*Exercise prompt*
Write out all records as given; omit images.

*Records provided*
__________________________________________________
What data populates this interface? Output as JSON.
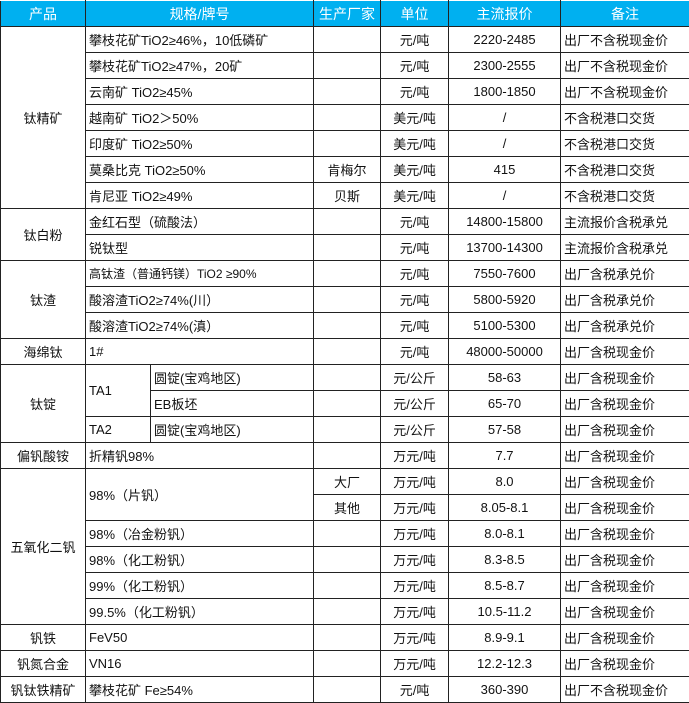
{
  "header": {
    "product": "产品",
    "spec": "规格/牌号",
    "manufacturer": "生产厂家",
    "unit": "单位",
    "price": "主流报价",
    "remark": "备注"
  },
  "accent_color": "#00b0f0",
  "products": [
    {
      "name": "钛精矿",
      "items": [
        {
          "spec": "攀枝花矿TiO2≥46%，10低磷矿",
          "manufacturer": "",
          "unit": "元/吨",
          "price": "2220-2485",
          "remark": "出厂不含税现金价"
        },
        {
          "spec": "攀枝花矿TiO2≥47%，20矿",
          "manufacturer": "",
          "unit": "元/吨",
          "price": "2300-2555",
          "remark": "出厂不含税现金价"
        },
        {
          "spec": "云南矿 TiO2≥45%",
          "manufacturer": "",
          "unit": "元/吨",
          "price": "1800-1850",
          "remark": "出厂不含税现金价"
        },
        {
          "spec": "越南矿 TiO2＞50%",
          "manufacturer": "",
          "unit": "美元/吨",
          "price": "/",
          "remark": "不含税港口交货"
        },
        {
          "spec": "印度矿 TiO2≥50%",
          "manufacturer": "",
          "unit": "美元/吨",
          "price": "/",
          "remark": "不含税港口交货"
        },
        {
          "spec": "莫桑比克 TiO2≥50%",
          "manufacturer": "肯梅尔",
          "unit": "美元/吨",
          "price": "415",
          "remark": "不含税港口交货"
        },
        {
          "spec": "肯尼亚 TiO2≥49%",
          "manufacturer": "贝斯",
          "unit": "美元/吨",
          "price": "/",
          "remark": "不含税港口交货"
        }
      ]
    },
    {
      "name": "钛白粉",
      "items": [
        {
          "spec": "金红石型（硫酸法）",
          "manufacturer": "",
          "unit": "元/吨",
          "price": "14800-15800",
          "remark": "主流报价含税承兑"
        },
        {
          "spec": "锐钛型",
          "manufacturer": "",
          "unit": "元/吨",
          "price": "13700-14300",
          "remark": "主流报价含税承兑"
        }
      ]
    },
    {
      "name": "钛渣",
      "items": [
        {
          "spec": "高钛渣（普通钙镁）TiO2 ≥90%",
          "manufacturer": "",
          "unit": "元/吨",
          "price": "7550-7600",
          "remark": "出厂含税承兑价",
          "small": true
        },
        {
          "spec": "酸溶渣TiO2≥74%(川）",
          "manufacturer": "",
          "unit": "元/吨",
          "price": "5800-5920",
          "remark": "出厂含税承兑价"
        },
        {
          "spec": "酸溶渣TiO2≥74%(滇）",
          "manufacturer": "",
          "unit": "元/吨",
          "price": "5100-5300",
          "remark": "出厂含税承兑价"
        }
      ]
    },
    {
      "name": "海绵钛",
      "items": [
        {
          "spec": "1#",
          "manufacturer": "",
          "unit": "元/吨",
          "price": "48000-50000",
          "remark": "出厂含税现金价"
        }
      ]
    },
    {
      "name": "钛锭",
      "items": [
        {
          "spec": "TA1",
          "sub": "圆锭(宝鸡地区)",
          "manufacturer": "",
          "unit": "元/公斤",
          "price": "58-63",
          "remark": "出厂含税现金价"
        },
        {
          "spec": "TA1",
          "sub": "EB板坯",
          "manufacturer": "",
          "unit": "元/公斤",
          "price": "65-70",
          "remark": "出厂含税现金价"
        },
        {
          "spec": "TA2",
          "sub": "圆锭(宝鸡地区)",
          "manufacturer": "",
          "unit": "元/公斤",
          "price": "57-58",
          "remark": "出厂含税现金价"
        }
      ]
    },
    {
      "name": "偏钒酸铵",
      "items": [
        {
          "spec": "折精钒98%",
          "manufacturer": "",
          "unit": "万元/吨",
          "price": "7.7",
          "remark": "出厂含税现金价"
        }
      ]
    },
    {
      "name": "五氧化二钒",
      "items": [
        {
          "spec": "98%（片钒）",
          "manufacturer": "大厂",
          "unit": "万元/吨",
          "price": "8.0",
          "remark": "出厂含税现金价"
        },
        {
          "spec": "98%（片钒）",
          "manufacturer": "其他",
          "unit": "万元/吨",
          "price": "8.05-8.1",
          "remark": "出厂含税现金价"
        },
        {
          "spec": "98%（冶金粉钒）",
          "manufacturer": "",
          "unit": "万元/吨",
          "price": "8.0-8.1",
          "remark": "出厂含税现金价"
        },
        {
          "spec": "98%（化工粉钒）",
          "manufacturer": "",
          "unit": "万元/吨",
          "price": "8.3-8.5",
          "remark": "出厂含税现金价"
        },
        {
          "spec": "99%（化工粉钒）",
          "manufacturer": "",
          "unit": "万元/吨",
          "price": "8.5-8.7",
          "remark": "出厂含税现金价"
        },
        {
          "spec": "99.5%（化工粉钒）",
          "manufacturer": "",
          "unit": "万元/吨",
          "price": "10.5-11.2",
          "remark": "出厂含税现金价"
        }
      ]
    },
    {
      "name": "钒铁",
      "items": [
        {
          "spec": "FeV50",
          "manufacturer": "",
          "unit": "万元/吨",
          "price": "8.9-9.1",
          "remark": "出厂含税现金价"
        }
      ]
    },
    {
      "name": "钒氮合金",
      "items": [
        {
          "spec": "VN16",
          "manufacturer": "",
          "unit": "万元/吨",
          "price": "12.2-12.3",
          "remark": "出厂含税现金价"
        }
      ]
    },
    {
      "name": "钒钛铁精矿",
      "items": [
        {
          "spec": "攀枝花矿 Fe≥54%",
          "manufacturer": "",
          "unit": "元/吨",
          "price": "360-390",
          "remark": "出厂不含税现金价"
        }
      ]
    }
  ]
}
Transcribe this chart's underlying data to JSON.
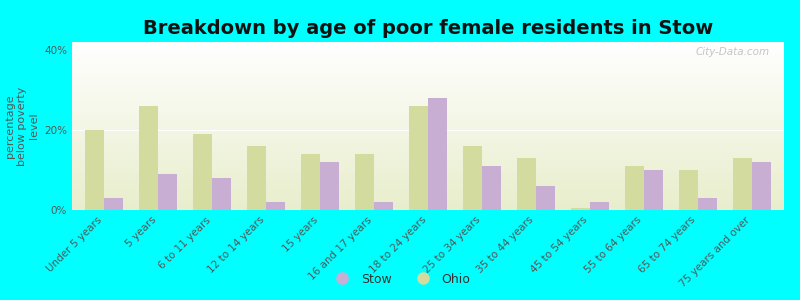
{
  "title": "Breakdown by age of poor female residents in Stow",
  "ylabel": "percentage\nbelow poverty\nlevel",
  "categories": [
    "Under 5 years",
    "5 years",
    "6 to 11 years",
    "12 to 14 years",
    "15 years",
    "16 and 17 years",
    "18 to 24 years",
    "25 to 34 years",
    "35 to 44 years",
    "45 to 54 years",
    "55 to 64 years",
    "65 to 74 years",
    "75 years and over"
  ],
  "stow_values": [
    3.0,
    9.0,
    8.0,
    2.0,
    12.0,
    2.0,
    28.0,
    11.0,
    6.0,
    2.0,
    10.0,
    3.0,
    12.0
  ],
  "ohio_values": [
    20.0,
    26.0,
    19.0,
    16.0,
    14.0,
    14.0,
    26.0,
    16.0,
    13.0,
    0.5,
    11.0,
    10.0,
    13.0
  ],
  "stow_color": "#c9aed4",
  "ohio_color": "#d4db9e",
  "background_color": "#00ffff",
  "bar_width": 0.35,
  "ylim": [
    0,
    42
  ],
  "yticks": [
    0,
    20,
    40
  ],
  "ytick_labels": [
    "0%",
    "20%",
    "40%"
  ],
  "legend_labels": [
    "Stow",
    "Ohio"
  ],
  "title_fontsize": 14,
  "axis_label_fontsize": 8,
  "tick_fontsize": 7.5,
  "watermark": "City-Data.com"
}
__________________________________________________
*Task result*
What data populates this interface? Output as JSON.
{
  "header": {
    "product": "产品",
    "spec": "规格/牌号",
    "manufacturer": "生产厂家",
    "unit": "单位",
    "price": "主流报价",
    "remark": "备注"
  },
  "accent_color": "#00b0f0",
  "products": [
    {
      "name": "钛精矿",
      "items": [
        {
          "spec": "攀枝花矿TiO2≥46%，10低磷矿",
          "manufacturer": "",
          "unit": "元/吨",
          "price": "2220-2485",
          "remark": "出厂不含税现金价"
        },
        {
          "spec": "攀枝花矿TiO2≥47%，20矿",
          "manufacturer": "",
          "unit": "元/吨",
          "price": "2300-2555",
          "remark": "出厂不含税现金价"
        },
        {
          "spec": "云南矿 TiO2≥45%",
          "manufacturer": "",
          "unit": "元/吨",
          "price": "1800-1850",
          "remark": "出厂不含税现金价"
        },
        {
          "spec": "越南矿 TiO2＞50%",
          "manufacturer": "",
          "unit": "美元/吨",
          "price": "/",
          "remark": "不含税港口交货"
        },
        {
          "spec": "印度矿 TiO2≥50%",
          "manufacturer": "",
          "unit": "美元/吨",
          "price": "/",
          "remark": "不含税港口交货"
        },
        {
          "spec": "莫桑比克 TiO2≥50%",
          "manufacturer": "肯梅尔",
          "unit": "美元/吨",
          "price": "415",
          "remark": "不含税港口交货"
        },
        {
          "spec": "肯尼亚 TiO2≥49%",
          "manufacturer": "贝斯",
          "unit": "美元/吨",
          "price": "/",
          "remark": "不含税港口交货"
        }
      ]
    },
    {
      "name": "钛白粉",
      "items": [
        {
          "spec": "金红石型（硫酸法）",
          "manufacturer": "",
          "unit": "元/吨",
          "price": "14800-15800",
          "remark": "主流报价含税承兑"
        },
        {
          "spec": "锐钛型",
          "manufacturer": "",
          "unit": "元/吨",
          "price": "13700-14300",
          "remark": "主流报价含税承兑"
        }
      ]
    },
    {
      "name": "钛渣",
      "items": [
        {
          "spec": "高钛渣（普通钙镁）TiO2 ≥90%",
          "manufacturer": "",
          "unit": "元/吨",
          "price": "7550-7600",
          "remark": "出厂含税承兑价",
          "small": true
        },
        {
          "spec": "酸溶渣TiO2≥74%(川）",
          "manufacturer": "",
          "unit": "元/吨",
          "price": "5800-5920",
          "remark": "出厂含税承兑价"
        },
        {
          "spec": "酸溶渣TiO2≥74%(滇）",
          "manufacturer": "",
          "unit": "元/吨",
          "price": "5100-5300",
          "remark": "出厂含税承兑价"
        }
      ]
    },
    {
      "name": "海绵钛",
      "items": [
        {
          "spec": "1#",
          "manufacturer": "",
          "unit": "元/吨",
          "price": "48000-50000",
          "remark": "出厂含税现金价"
        }
      ]
    },
    {
      "name": "钛锭",
      "items": [
        {
          "spec": "TA1",
          "sub": "圆锭(宝鸡地区)",
          "manufacturer": "",
          "unit": "元/公斤",
          "price": "58-63",
          "remark": "出厂含税现金价"
        },
        {
          "spec": "TA1",
          "sub": "EB板坯",
          "manufacturer": "",
          "unit": "元/公斤",
          "price": "65-70",
          "remark": "出厂含税现金价"
        },
        {
          "spec": "TA2",
          "sub": "圆锭(宝鸡地区)",
          "manufacturer": "",
          "unit": "元/公斤",
          "price": "57-58",
          "remark": "出厂含税现金价"
        }
      ]
    },
    {
      "name": "偏钒酸铵",
      "items": [
        {
          "spec": "折精钒98%",
          "manufacturer": "",
          "unit": "万元/吨",
          "price": "7.7",
          "remark": "出厂含税现金价"
        }
      ]
    },
    {
      "name": "五氧化二钒",
      "items": [
        {
          "spec": "98%（片钒）",
          "manufacturer": "大厂",
          "unit": "万元/吨",
          "price": "8.0",
          "remark": "出厂含税现金价"
        },
        {
          "spec": "98%（片钒）",
          "manufacturer": "其他",
          "unit": "万元/吨",
          "price": "8.05-8.1",
          "remark": "出厂含税现金价"
        },
        {
          "spec": "98%（冶金粉钒）",
          "manufacturer": "",
          "unit": "万元/吨",
          "price": "8.0-8.1",
          "remark": "出厂含税现金价"
        },
        {
          "spec": "98%（化工粉钒）",
          "manufacturer": "",
          "unit": "万元/吨",
          "price": "8.3-8.5",
          "remark": "出厂含税现金价"
        },
        {
          "spec": "99%（化工粉钒）",
          "manufacturer": "",
          "unit": "万元/吨",
          "price": "8.5-8.7",
          "remark": "出厂含税现金价"
        },
        {
          "spec": "99.5%（化工粉钒）",
          "manufacturer": "",
          "unit": "万元/吨",
          "price": "10.5-11.2",
          "remark": "出厂含税现金价"
        }
      ]
    },
    {
      "name": "钒铁",
      "items": [
        {
          "spec": "FeV50",
          "manufacturer": "",
          "unit": "万元/吨",
          "price": "8.9-9.1",
          "remark": "出厂含税现金价"
        }
      ]
    },
    {
      "name": "钒氮合金",
      "items": [
        {
          "spec": "VN16",
          "manufacturer": "",
          "unit": "万元/吨",
          "price": "12.2-12.3",
          "remark": "出厂含税现金价"
        }
      ]
    },
    {
      "name": "钒钛铁精矿",
      "items": [
        {
          "spec": "攀枝花矿 Fe≥54%",
          "manufacturer": "",
          "unit": "元/吨",
          "price": "360-390",
          "remark": "出厂不含税现金价"
        }
      ]
    }
  ]
}
Transcribe this chart's underlying data to JSON.
{
  "title": "Breakdown by age of poor female residents in Stow",
  "ylabel": "percentage\nbelow poverty\nlevel",
  "categories": [
    "Under 5 years",
    "5 years",
    "6 to 11 years",
    "12 to 14 years",
    "15 years",
    "16 and 17 years",
    "18 to 24 years",
    "25 to 34 years",
    "35 to 44 years",
    "45 to 54 years",
    "55 to 64 years",
    "65 to 74 years",
    "75 years and over"
  ],
  "stow_values": [
    3.0,
    9.0,
    8.0,
    2.0,
    12.0,
    2.0,
    28.0,
    11.0,
    6.0,
    2.0,
    10.0,
    3.0,
    12.0
  ],
  "ohio_values": [
    20.0,
    26.0,
    19.0,
    16.0,
    14.0,
    14.0,
    26.0,
    16.0,
    13.0,
    0.5,
    11.0,
    10.0,
    13.0
  ],
  "stow_color": "#c9aed4",
  "ohio_color": "#d4db9e",
  "background_color": "#00ffff",
  "bar_width": 0.35,
  "ylim": [
    0,
    42
  ],
  "yticks": [
    0,
    20,
    40
  ],
  "ytick_labels": [
    "0%",
    "20%",
    "40%"
  ],
  "legend_labels": [
    "Stow",
    "Ohio"
  ],
  "title_fontsize": 14,
  "axis_label_fontsize": 8,
  "tick_fontsize": 7.5,
  "watermark": "City-Data.com"
}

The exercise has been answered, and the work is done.